Your assignment: Every line of the data that includes "suffix" should be copied out.

★ ★ ★ ★ ★ ★ ★

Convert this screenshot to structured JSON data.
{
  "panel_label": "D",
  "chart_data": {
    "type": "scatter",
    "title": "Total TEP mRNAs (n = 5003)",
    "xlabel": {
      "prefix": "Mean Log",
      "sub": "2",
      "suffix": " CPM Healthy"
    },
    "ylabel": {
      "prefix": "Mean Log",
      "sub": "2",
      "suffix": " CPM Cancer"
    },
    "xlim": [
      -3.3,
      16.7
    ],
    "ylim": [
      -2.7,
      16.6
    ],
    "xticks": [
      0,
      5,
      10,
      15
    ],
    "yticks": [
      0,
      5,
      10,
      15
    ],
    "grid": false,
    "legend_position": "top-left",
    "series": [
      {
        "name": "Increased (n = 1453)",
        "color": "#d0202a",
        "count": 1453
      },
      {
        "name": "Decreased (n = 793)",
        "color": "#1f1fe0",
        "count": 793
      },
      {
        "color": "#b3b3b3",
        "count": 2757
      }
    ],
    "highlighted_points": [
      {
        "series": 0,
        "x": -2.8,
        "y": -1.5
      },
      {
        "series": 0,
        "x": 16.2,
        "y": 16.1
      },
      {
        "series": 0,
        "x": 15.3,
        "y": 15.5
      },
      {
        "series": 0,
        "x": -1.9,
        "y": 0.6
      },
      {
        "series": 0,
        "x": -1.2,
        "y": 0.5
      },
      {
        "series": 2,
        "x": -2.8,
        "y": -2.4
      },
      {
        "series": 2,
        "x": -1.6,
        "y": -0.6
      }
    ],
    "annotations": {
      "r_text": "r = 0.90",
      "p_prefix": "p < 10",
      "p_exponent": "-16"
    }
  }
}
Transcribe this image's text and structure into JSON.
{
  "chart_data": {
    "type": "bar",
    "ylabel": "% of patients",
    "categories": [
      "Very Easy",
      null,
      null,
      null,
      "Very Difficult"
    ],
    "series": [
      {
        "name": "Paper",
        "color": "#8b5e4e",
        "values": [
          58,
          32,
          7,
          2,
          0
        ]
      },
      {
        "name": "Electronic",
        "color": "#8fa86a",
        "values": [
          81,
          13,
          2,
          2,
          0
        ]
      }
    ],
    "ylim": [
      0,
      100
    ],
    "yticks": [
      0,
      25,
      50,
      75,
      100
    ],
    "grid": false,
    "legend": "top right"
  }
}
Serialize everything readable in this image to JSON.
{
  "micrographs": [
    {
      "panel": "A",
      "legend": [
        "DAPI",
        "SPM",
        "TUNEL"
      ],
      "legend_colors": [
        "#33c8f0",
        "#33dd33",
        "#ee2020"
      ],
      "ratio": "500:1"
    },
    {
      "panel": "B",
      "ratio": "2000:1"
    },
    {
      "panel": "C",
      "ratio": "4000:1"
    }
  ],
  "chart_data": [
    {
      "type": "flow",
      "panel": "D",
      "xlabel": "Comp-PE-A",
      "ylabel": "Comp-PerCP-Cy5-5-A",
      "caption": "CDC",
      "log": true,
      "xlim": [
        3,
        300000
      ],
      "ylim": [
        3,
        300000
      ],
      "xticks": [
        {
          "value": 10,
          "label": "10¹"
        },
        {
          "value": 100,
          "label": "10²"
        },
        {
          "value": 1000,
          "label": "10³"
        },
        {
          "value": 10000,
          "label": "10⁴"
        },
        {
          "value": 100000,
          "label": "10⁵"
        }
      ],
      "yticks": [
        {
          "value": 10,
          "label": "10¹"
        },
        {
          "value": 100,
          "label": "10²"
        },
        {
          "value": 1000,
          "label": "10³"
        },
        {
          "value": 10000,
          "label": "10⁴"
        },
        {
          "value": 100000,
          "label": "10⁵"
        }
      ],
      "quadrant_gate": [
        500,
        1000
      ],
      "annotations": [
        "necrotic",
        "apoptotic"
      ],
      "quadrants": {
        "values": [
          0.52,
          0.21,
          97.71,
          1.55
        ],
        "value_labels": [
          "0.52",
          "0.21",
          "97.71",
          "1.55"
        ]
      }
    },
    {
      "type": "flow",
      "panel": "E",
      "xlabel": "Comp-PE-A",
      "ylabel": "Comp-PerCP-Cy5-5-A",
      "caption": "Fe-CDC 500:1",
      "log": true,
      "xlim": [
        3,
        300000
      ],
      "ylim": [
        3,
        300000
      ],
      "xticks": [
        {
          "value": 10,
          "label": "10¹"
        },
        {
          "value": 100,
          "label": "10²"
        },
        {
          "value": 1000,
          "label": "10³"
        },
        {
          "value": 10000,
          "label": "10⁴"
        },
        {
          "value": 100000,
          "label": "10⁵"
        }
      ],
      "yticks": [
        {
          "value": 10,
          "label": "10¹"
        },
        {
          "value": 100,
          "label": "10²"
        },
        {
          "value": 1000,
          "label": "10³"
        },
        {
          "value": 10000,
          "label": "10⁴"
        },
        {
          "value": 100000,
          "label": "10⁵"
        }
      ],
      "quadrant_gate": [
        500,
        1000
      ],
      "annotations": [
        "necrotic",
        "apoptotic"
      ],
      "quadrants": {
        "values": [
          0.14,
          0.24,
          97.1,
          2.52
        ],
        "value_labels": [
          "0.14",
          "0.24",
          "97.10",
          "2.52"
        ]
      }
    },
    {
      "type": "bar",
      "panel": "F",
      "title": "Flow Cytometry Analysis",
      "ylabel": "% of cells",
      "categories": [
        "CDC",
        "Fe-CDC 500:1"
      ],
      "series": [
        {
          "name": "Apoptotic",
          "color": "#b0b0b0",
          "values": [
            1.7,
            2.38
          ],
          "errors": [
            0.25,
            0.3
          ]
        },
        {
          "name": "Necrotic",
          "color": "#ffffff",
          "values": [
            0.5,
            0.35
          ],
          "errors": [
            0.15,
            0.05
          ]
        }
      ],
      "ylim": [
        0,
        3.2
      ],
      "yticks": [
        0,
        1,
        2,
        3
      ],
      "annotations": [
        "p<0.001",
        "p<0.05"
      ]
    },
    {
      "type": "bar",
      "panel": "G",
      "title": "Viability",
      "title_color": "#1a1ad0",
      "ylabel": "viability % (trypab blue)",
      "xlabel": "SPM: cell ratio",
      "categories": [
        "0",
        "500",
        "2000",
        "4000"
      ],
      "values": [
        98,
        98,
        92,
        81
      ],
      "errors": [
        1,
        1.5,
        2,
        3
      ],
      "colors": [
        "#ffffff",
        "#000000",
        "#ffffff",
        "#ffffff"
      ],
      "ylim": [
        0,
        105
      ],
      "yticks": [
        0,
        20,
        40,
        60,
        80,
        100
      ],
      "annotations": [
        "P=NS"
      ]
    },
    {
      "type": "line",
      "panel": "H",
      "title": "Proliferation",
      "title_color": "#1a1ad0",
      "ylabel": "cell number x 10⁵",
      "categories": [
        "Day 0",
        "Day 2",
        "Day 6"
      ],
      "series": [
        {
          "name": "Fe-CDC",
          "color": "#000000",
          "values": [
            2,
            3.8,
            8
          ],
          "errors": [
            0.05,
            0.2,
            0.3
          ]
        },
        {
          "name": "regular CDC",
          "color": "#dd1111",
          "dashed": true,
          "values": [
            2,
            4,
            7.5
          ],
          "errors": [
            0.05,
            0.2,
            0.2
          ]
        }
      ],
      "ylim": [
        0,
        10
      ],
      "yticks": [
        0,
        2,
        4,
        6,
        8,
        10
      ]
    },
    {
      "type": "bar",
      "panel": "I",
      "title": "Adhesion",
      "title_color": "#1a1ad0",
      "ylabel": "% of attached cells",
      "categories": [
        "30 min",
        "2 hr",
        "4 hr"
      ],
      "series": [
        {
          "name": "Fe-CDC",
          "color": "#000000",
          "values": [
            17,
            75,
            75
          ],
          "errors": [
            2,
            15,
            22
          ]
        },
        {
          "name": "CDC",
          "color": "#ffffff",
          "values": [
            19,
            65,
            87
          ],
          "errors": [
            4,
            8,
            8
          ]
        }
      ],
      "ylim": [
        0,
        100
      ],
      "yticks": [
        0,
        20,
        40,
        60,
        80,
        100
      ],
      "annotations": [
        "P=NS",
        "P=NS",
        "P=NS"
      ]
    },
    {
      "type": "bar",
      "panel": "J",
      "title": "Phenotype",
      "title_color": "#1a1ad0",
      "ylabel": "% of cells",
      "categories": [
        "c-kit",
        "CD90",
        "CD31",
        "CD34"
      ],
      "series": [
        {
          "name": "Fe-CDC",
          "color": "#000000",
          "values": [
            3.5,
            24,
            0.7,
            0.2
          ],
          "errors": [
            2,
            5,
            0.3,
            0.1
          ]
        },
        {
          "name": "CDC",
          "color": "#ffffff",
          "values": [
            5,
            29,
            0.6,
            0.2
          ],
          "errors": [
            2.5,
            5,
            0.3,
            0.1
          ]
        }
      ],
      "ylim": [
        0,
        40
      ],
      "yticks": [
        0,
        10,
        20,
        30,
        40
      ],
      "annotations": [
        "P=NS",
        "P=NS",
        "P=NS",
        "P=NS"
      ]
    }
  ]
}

★ ★ ★ ★ ★ ★ ★

Answer space:
      "suffix": " CPM Healthy"
      "suffix": " CPM Cancer"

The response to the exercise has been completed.